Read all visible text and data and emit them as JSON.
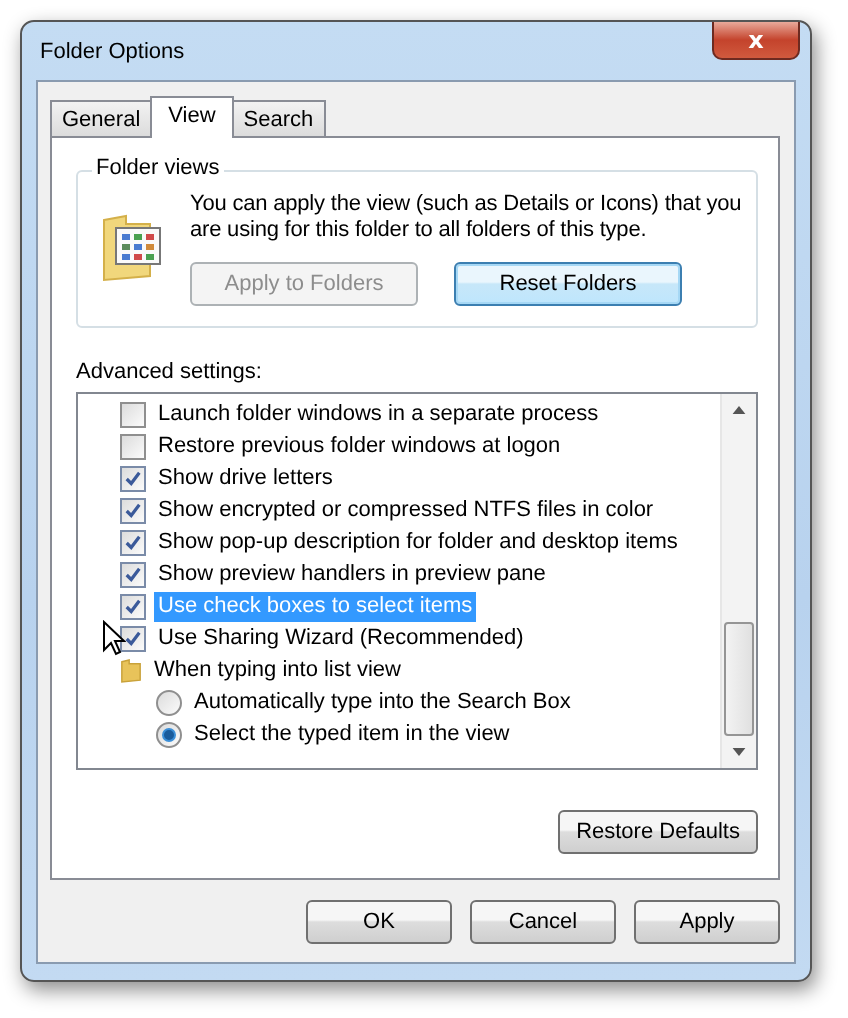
{
  "window": {
    "title": "Folder Options",
    "close": "x"
  },
  "tabs": [
    {
      "label": "General",
      "selected": false
    },
    {
      "label": "View",
      "selected": true
    },
    {
      "label": "Search",
      "selected": false
    }
  ],
  "folder_views": {
    "title": "Folder views",
    "text": "You can apply the view (such as Details or Icons) that you are using for this folder to all folders of this type.",
    "buttons": [
      {
        "label": "Apply to Folders",
        "disabled": true
      },
      {
        "label": "Reset Folders",
        "disabled": false
      }
    ]
  },
  "advanced": {
    "label": "Advanced settings:",
    "items": [
      {
        "kind": "checkbox",
        "label": "Launch folder windows in a separate process",
        "checked": false,
        "selected": false
      },
      {
        "kind": "checkbox",
        "label": "Restore previous folder windows at logon",
        "checked": false,
        "selected": false
      },
      {
        "kind": "checkbox",
        "label": "Show drive letters",
        "checked": true,
        "selected": false
      },
      {
        "kind": "checkbox",
        "label": "Show encrypted or compressed NTFS files in color",
        "checked": true,
        "selected": false
      },
      {
        "kind": "checkbox",
        "label": "Show pop-up description for folder and desktop items",
        "checked": true,
        "selected": false
      },
      {
        "kind": "checkbox",
        "label": "Show preview handlers in preview pane",
        "checked": true,
        "selected": false
      },
      {
        "kind": "checkbox",
        "label": "Use check boxes to select items",
        "checked": true,
        "selected": true
      },
      {
        "kind": "checkbox",
        "label": "Use Sharing Wizard (Recommended)",
        "checked": true,
        "selected": false
      },
      {
        "kind": "folder",
        "label": "When typing into list view",
        "selected": false,
        "children": [
          {
            "kind": "radio",
            "label": "Automatically type into the Search Box",
            "checked": false,
            "selected": false
          },
          {
            "kind": "radio",
            "label": "Select the typed item in the view",
            "checked": true,
            "selected": false
          }
        ]
      }
    ]
  },
  "restore_button": "Restore Defaults",
  "buttons": [
    "OK",
    "Cancel",
    "Apply"
  ]
}
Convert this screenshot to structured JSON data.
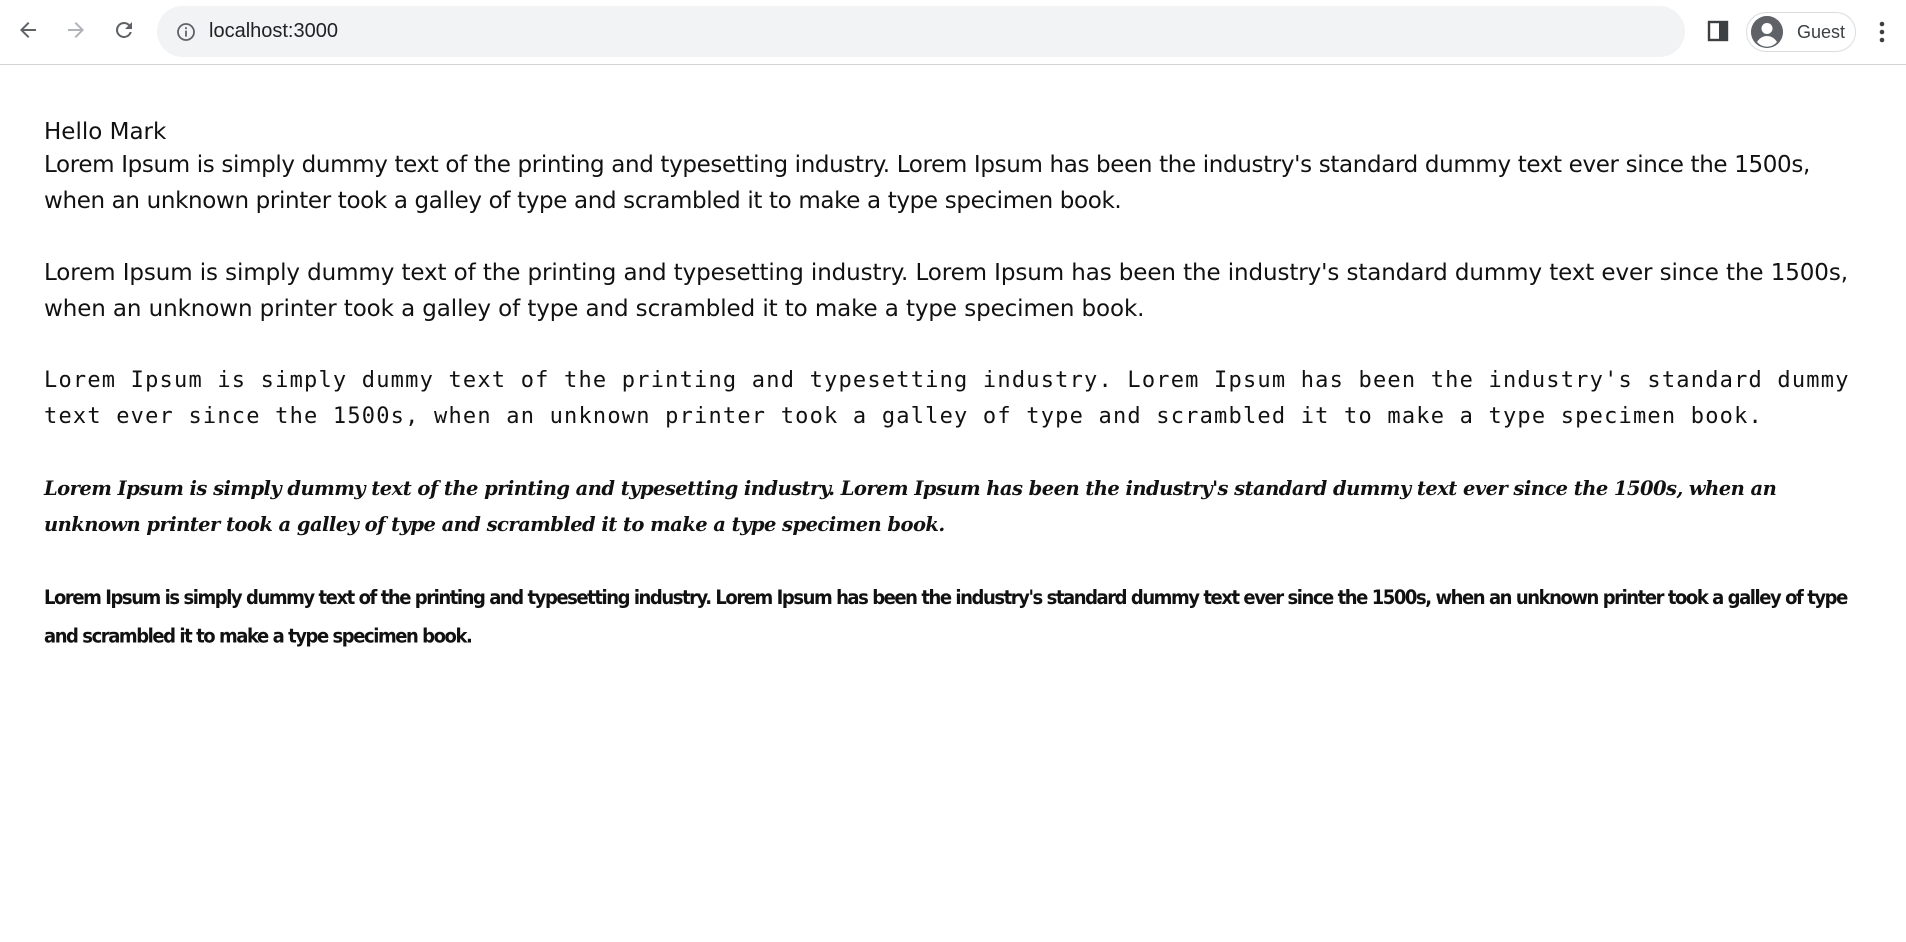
{
  "browser": {
    "url": "localhost:3000",
    "profile_label": "Guest",
    "icons": {
      "back": "arrow-left-icon",
      "forward": "arrow-right-icon",
      "reload": "reload-icon",
      "site_info": "info-icon",
      "side_panel": "side-panel-icon",
      "avatar": "person-icon",
      "menu": "three-dots-vertical-icon"
    },
    "colors": {
      "omnibox_bg": "#f1f3f4",
      "icon": "#5f6368",
      "icon_disabled": "#b0b3b8"
    }
  },
  "page": {
    "greeting": "Hello Mark",
    "paragraphs": [
      "Lorem Ipsum is simply dummy text of the printing and typesetting industry. Lorem Ipsum has been the industry's standard dummy text ever since the 1500s, when an unknown printer took a galley of type and scrambled it to make a type specimen book.",
      "Lorem Ipsum is simply dummy text of the printing and typesetting industry. Lorem Ipsum has been the industry's standard dummy text ever since the 1500s, when an unknown printer took a galley of type and scrambled it to make a type specimen book.",
      "Lorem Ipsum is simply dummy text of the printing and typesetting industry. Lorem Ipsum has been the industry's standard dummy text ever since the 1500s, when an unknown printer took a galley of type and scrambled it to make a type specimen book.",
      "Lorem Ipsum is simply dummy text of the printing and typesetting industry. Lorem Ipsum has been the industry's standard dummy text ever since the 1500s, when an unknown printer took a galley of type and scrambled it to make a type specimen book.",
      "Lorem Ipsum is simply dummy text of the printing and typesetting industry. Lorem Ipsum has been the industry's standard dummy text ever since the 1500s, when an unknown printer took a galley of type and scrambled it to make a type specimen book."
    ]
  }
}
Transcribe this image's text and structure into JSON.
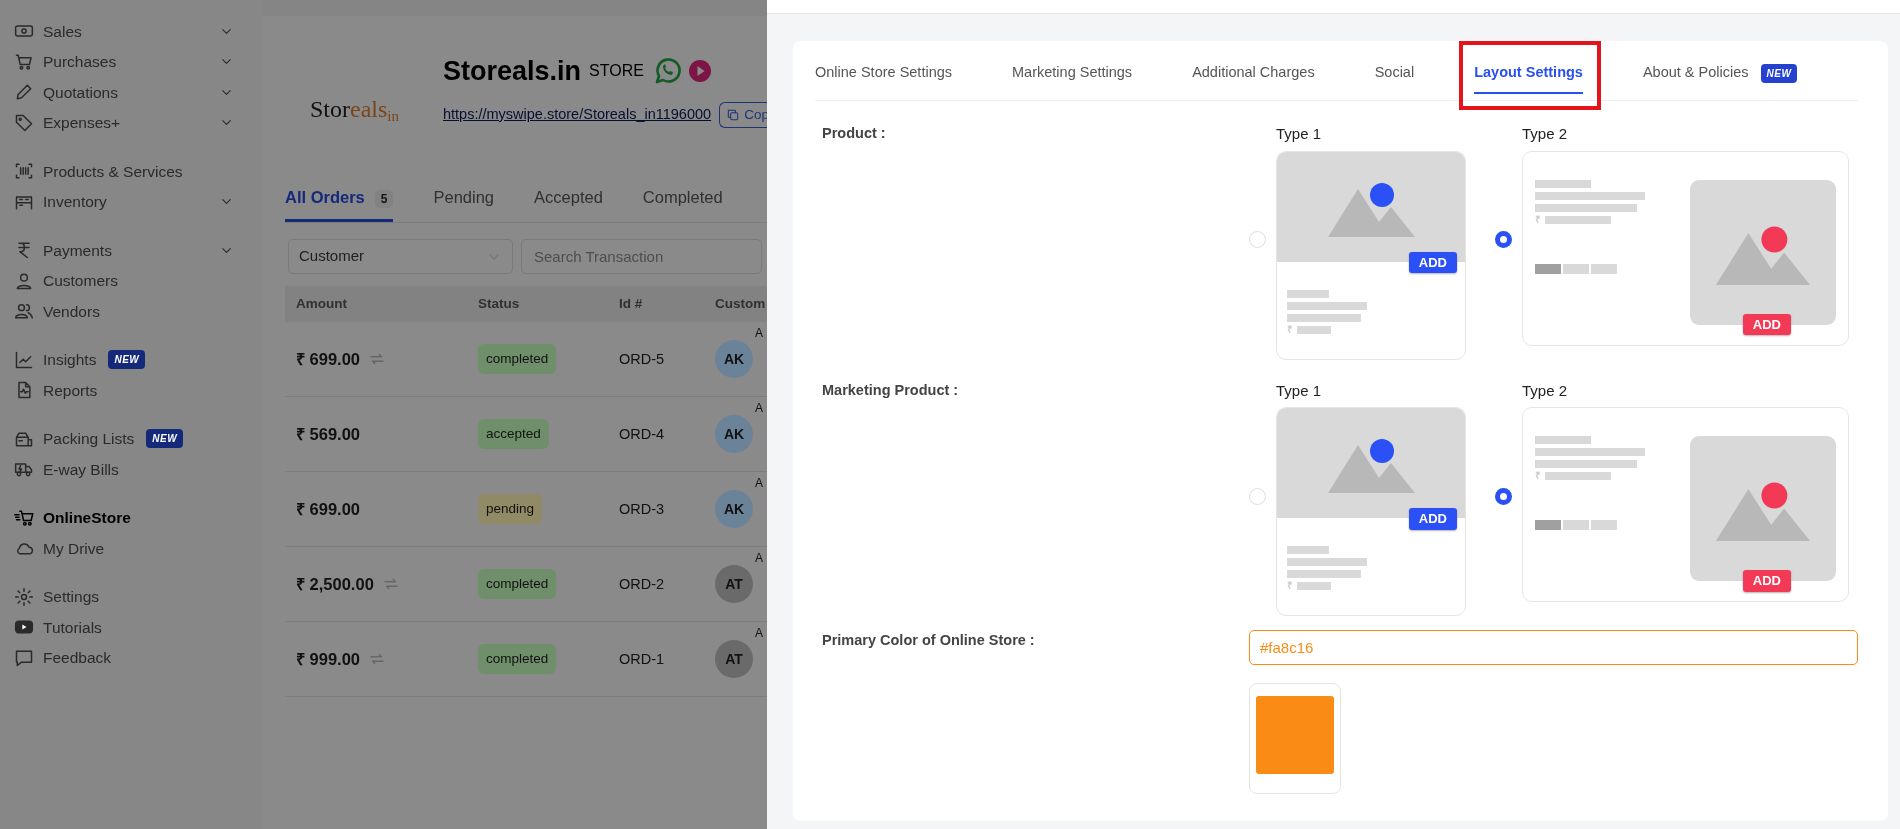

:::::

REQUEST - Pull every line containing the word "JSON" out of the material.

THE RESPONSE -
Read all visible text and data and emit them as JSON.
Convert this screenshot to structured JSON data.
Transcribe this image's text and structure into JSON.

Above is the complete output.